> [WHAT THE TASK ASKS] Leave out the pictures and repeat everything else in the records exactly.

= = = = = = =

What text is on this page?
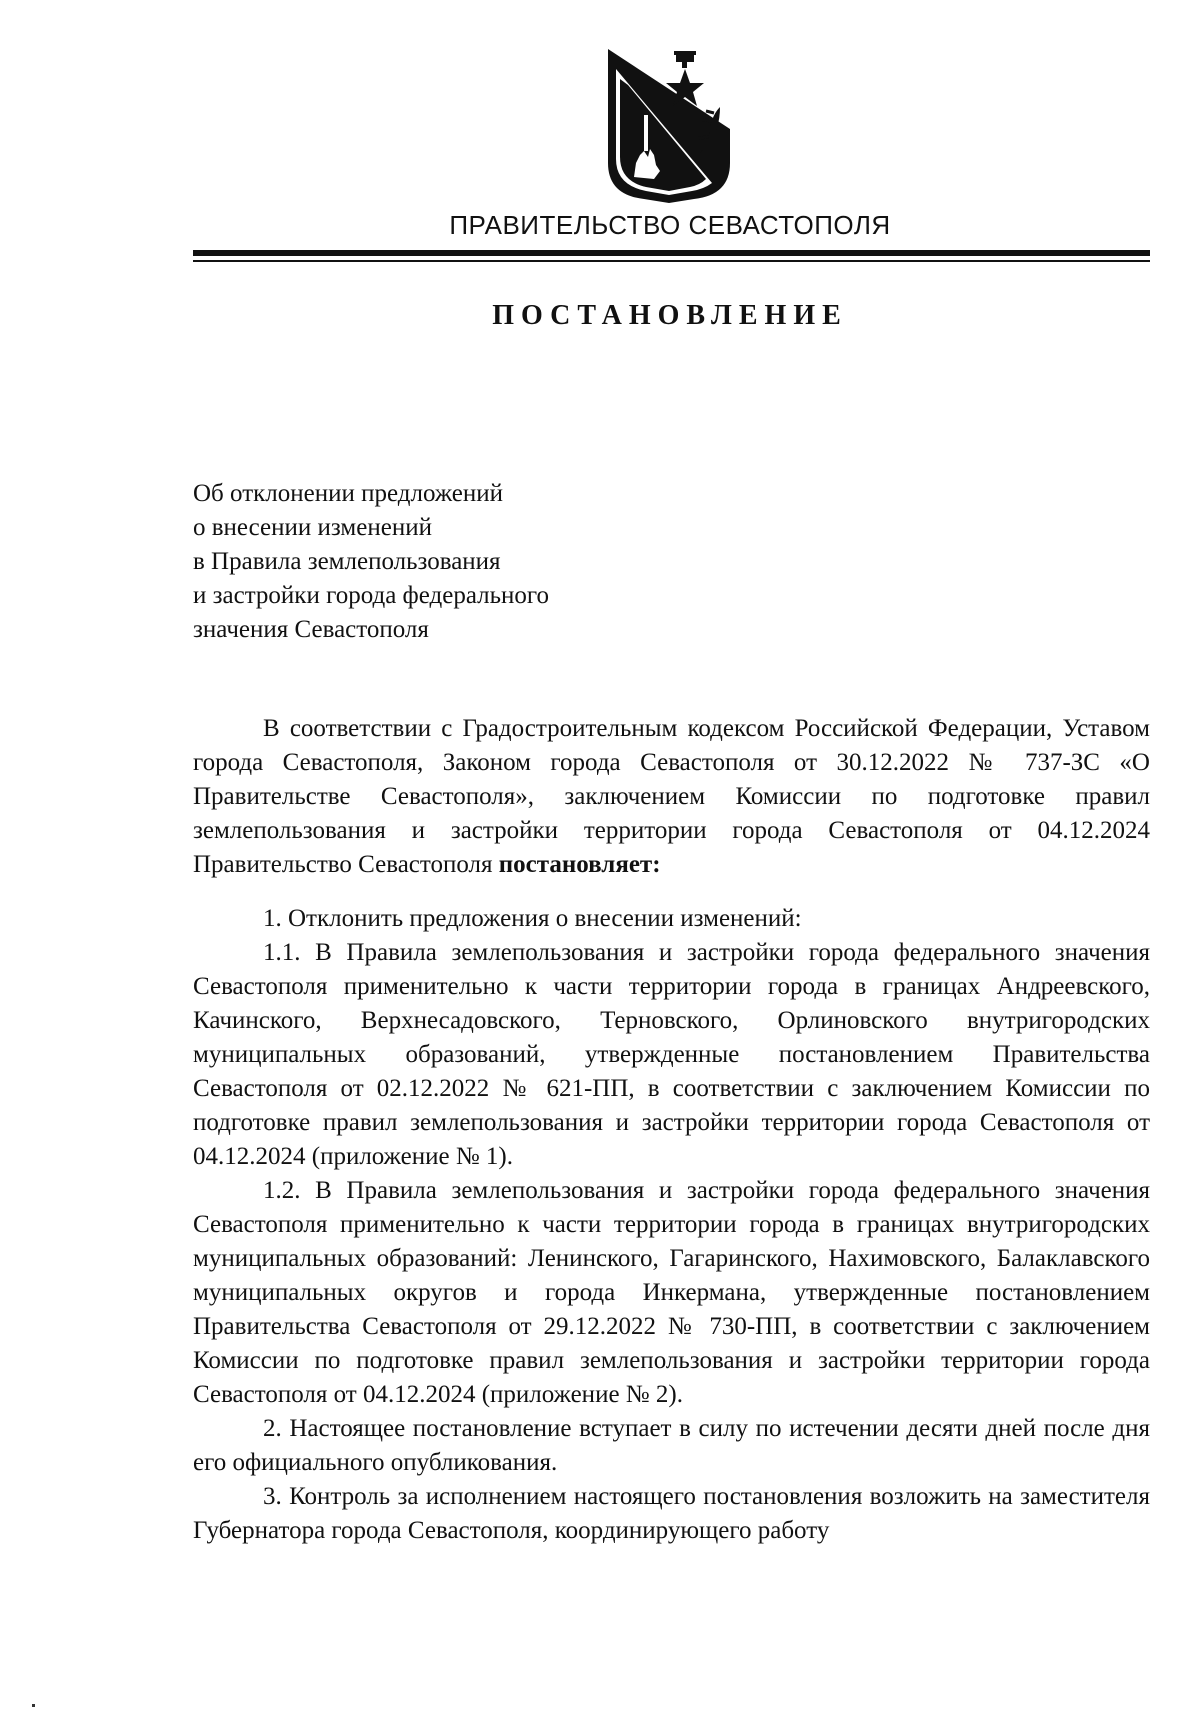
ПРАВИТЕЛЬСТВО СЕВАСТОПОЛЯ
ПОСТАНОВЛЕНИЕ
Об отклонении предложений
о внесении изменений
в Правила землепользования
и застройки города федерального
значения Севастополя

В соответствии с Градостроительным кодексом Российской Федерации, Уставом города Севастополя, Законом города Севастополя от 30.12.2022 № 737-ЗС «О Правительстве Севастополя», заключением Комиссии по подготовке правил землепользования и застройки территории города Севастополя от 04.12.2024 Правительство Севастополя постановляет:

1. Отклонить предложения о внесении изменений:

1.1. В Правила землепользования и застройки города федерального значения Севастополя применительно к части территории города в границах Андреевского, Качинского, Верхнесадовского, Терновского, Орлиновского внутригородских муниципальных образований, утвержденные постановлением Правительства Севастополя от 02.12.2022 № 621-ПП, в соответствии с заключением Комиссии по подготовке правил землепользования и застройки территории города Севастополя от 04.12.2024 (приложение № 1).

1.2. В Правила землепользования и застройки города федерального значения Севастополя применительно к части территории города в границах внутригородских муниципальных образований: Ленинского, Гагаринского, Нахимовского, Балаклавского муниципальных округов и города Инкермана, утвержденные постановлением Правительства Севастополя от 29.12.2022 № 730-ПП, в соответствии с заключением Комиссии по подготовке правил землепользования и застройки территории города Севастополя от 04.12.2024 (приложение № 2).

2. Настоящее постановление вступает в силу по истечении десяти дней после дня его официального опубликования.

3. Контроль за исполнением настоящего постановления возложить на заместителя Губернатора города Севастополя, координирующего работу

= = = = = = =

> [ANSWER TO THE PROBLEM]
What text is on this page?
ПРАВИТЕЛЬСТВО СЕВАСТОПОЛЯ
ПОСТАНОВЛЕНИЕ
Об отклонении предложений
о внесении изменений
в Правила землепользования
и застройки города федерального
значения Севастополя

В соответствии с Градостроительным кодексом Российской Федерации, Уставом города Севастополя, Законом города Севастополя от 30.12.2022 № 737-ЗС «О Правительстве Севастополя», заключением Комиссии по подготовке правил землепользования и застройки территории города Севастополя от 04.12.2024 Правительство Севастополя постановляет:

1. Отклонить предложения о внесении изменений:

1.1. В Правила землепользования и застройки города федерального значения Севастополя применительно к части территории города в границах Андреевского, Качинского, Верхнесадовского, Терновского, Орлиновского внутригородских муниципальных образований, утвержденные постановлением Правительства Севастополя от 02.12.2022 № 621-ПП, в соответствии с заключением Комиссии по подготовке правил землепользования и застройки территории города Севастополя от 04.12.2024 (приложение № 1).

1.2. В Правила землепользования и застройки города федерального значения Севастополя применительно к части территории города в границах внутригородских муниципальных образований: Ленинского, Гагаринского, Нахимовского, Балаклавского муниципальных округов и города Инкермана, утвержденные постановлением Правительства Севастополя от 29.12.2022 № 730-ПП, в соответствии с заключением Комиссии по подготовке правил землепользования и застройки территории города Севастополя от 04.12.2024 (приложение № 2).

2. Настоящее постановление вступает в силу по истечении десяти дней после дня его официального опубликования.

3. Контроль за исполнением настоящего постановления возложить на заместителя Губернатора города Севастополя, координирующего работу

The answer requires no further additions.